• **WHAT YOU HAVE TO DO**: Copy out the lines that include the word "then".

• **PROVIDED DATA**:

>> begin

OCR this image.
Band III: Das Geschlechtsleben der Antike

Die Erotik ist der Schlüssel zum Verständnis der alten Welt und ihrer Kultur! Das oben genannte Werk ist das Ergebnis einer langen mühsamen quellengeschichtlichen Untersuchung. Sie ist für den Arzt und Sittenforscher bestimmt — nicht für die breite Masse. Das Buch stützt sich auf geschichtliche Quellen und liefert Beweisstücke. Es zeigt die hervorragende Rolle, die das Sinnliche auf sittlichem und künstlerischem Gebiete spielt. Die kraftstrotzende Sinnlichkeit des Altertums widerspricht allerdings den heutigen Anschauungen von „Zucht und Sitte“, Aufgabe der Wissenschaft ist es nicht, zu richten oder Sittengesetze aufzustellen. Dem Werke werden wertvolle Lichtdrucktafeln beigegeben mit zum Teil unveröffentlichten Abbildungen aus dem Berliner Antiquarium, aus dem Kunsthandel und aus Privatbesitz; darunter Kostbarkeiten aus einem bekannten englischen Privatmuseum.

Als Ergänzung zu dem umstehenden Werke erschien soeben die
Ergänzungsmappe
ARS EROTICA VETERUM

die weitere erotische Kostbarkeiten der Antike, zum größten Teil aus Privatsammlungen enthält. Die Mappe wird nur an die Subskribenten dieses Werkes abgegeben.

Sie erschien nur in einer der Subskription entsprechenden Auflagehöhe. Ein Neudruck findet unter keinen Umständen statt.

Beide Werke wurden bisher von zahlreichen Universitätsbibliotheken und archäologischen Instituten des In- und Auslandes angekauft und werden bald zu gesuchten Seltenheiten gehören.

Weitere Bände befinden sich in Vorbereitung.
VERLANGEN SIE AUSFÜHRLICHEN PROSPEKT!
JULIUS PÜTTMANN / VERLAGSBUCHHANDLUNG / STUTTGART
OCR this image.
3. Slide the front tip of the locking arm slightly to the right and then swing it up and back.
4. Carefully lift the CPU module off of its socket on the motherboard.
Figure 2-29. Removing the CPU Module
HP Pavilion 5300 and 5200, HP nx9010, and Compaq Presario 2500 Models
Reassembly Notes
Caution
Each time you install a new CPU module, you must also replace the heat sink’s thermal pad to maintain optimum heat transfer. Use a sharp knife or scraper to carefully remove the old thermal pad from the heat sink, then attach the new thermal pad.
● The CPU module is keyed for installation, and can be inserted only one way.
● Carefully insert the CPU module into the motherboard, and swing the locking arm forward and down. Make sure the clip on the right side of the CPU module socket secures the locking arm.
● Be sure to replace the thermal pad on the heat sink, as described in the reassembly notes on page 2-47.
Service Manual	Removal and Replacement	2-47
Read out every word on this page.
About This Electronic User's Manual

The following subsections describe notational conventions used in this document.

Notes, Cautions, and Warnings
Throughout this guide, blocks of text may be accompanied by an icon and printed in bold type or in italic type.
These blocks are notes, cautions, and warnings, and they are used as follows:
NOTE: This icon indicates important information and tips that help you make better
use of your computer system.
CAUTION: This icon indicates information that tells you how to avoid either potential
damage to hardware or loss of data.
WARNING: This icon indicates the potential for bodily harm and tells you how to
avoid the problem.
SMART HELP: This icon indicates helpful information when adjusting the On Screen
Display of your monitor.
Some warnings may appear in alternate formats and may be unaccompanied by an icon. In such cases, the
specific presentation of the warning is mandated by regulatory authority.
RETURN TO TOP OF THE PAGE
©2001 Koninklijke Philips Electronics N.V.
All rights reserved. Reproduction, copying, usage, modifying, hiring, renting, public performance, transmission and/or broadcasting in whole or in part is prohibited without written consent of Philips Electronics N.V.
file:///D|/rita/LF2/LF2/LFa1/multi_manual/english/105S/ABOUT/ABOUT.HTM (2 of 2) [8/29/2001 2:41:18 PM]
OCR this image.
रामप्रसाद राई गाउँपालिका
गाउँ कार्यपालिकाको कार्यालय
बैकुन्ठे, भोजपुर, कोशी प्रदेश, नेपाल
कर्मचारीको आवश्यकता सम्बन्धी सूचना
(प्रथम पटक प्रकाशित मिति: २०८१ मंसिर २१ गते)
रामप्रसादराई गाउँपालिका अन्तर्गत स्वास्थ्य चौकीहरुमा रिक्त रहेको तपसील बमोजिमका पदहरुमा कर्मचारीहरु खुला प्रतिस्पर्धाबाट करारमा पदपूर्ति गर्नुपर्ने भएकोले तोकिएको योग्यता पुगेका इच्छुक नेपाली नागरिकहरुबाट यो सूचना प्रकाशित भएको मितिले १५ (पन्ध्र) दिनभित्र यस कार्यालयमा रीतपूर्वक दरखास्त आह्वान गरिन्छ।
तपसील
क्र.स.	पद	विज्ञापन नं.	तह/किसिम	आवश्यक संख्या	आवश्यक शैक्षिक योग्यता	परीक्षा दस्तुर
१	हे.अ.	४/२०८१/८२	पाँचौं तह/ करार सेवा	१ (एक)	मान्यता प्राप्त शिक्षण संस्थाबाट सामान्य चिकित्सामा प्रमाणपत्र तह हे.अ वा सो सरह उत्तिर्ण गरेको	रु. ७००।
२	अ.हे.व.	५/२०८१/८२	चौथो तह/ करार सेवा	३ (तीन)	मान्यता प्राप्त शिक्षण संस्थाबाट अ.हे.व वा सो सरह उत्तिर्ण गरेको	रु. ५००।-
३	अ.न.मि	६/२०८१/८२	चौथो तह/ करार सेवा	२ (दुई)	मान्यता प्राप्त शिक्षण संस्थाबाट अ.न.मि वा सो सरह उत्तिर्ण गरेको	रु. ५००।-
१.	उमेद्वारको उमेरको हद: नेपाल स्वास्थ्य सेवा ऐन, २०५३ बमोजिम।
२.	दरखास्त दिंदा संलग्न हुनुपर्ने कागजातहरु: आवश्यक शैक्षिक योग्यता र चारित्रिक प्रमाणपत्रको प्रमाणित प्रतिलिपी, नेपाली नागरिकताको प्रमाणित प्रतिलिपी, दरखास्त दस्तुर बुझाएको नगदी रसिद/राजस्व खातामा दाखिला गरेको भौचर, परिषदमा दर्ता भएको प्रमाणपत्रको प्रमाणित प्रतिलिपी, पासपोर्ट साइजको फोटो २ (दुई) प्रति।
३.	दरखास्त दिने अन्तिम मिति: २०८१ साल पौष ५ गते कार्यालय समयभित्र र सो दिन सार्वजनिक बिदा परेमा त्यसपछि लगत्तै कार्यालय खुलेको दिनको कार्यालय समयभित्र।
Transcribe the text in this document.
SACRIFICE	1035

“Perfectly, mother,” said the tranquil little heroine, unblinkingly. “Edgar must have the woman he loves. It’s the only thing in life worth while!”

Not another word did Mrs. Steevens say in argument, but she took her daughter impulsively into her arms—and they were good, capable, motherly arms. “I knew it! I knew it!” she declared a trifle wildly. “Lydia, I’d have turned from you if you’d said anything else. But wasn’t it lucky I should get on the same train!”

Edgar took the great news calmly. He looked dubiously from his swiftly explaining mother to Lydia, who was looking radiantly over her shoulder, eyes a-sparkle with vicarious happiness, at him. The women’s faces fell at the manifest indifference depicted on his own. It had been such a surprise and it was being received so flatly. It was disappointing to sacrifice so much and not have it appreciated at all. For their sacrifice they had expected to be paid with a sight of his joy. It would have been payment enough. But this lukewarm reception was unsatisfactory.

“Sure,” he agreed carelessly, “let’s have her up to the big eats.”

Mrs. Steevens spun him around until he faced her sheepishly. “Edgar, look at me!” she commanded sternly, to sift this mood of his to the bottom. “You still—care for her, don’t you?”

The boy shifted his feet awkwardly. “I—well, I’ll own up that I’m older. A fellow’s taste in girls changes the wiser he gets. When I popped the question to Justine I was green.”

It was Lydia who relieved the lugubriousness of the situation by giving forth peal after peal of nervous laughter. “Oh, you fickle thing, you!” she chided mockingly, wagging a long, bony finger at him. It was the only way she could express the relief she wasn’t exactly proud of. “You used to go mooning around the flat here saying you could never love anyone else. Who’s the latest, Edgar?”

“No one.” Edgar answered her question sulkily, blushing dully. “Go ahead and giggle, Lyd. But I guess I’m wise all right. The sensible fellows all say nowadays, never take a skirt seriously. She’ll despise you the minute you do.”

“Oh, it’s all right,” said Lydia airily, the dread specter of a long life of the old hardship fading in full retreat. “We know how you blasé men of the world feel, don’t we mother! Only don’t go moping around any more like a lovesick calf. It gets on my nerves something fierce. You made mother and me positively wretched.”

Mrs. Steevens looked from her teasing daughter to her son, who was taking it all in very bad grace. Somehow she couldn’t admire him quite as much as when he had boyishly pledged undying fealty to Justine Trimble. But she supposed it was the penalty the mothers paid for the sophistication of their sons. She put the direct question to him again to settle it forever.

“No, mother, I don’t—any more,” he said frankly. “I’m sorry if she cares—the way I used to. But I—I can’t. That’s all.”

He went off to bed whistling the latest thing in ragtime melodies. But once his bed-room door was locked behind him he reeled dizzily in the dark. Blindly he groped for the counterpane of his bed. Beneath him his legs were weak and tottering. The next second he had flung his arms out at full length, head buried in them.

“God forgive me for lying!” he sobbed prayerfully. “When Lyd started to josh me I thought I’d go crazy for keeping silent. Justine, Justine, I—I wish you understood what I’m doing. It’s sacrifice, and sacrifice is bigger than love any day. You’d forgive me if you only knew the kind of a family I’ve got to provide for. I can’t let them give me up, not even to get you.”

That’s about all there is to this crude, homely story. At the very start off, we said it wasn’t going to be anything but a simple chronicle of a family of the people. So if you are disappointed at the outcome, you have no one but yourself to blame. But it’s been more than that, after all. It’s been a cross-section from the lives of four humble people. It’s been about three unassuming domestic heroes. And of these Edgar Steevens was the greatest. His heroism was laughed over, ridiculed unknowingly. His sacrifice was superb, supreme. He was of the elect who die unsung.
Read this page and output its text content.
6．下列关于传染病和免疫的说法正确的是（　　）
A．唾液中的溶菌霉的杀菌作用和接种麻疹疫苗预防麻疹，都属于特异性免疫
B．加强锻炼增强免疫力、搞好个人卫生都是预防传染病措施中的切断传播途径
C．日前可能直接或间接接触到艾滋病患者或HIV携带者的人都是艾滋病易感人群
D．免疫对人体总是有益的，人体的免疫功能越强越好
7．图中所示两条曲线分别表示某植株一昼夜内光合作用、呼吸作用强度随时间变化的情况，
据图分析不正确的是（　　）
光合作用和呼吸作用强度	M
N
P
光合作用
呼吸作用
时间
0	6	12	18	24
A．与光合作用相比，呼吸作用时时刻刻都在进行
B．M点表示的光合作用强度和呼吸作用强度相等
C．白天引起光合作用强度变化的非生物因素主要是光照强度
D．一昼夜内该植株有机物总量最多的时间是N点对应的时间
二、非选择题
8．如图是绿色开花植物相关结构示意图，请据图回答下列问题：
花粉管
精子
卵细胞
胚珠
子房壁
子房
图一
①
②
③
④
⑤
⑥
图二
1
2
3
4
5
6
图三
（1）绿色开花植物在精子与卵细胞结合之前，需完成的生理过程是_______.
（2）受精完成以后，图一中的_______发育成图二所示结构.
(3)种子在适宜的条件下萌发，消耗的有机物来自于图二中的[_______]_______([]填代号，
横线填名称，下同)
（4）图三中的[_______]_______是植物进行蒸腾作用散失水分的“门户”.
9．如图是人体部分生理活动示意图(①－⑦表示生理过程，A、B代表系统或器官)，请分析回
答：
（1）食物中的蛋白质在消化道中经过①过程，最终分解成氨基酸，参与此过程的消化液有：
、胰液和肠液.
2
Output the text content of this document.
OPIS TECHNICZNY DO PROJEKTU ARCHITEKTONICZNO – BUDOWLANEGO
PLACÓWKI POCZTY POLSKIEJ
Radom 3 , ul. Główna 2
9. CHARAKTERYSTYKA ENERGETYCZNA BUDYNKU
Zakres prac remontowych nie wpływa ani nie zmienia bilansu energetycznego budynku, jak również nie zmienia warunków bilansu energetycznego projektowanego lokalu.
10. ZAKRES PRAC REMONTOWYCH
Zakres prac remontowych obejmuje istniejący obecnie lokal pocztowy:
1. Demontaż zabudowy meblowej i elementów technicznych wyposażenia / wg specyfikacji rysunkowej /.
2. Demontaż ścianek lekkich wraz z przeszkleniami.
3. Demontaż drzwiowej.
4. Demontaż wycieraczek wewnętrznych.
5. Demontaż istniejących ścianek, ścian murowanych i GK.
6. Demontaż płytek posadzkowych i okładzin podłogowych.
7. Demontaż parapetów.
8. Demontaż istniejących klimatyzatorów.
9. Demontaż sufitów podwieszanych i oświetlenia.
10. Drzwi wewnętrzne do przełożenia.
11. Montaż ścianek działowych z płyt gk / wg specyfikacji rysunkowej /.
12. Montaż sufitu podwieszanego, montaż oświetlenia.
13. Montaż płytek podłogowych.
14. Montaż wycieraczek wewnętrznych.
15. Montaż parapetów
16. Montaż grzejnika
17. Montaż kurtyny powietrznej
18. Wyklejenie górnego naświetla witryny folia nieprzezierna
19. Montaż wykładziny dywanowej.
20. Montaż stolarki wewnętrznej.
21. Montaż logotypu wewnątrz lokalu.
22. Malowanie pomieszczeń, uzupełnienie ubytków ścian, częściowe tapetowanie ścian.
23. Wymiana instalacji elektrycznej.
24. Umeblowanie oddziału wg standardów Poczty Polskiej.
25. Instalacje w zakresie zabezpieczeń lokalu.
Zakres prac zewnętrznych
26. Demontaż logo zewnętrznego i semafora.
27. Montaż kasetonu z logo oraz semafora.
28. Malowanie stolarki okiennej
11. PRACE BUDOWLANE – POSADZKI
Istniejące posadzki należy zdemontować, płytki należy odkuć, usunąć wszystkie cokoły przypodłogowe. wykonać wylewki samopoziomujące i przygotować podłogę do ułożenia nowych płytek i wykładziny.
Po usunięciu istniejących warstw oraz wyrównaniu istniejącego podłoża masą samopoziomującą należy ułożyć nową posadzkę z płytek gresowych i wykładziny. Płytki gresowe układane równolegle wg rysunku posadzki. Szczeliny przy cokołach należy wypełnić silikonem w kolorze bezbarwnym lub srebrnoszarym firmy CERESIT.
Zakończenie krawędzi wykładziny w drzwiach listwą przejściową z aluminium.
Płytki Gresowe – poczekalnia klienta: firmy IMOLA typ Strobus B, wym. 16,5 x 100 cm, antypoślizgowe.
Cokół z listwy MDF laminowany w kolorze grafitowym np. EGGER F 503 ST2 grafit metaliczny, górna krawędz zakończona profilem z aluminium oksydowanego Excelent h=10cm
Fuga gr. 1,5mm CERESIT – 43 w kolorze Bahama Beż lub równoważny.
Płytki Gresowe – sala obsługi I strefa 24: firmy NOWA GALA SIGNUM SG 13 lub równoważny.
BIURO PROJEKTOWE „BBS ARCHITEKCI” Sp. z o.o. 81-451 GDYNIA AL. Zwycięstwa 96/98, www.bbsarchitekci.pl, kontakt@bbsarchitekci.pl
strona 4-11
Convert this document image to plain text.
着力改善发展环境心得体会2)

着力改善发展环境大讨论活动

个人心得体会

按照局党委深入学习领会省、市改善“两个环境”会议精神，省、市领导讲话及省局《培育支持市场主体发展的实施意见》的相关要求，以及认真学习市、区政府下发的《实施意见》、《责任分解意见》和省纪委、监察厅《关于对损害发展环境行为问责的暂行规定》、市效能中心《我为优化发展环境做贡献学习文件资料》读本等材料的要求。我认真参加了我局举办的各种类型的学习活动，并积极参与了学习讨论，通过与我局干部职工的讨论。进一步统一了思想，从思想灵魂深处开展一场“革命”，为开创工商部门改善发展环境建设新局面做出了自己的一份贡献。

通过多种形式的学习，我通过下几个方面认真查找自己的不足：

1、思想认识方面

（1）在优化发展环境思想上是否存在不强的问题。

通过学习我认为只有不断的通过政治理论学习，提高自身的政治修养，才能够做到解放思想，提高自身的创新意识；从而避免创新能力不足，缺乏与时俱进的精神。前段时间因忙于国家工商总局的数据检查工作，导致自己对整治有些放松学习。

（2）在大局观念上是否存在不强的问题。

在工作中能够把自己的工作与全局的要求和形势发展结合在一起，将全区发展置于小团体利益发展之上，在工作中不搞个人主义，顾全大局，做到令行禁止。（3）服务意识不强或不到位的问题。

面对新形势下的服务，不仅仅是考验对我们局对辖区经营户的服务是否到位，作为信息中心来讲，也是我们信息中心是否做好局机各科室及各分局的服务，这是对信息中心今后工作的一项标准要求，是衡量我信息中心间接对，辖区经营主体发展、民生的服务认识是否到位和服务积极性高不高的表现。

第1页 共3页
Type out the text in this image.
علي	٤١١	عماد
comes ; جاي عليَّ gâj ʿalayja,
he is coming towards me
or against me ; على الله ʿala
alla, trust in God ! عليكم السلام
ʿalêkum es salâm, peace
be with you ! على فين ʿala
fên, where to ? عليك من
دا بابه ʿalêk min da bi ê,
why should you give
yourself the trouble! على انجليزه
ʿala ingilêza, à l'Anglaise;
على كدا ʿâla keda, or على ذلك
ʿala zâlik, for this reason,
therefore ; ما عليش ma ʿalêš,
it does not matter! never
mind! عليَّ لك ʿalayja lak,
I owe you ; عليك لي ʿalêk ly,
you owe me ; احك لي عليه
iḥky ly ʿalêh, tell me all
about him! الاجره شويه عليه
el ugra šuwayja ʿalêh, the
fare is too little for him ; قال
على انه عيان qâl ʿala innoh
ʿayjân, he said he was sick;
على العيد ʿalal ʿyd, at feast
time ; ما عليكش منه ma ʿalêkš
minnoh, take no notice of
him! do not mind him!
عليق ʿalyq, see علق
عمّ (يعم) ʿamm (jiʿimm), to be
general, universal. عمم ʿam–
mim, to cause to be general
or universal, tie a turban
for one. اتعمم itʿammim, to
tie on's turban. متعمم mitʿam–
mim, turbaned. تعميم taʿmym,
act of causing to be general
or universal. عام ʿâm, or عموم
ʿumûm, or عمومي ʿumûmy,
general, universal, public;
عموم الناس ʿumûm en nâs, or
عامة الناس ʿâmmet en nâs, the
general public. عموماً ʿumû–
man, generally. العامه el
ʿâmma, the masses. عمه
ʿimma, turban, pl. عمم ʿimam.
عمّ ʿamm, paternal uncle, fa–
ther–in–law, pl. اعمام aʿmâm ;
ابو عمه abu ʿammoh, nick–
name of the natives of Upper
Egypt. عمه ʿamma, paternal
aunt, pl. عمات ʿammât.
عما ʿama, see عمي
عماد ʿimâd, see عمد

>> end

• **SOLUTION FOR THIS PROBLEM**:
3. Slide the front tip of the locking arm slightly to the right and then swing it up and back.
Each time you install a new CPU module, you must also replace the heat sink’s thermal pad to maintain optimum heat transfer. Use a sharp knife or scraper to carefully remove the old thermal pad from the heat sink, then attach the new thermal pad.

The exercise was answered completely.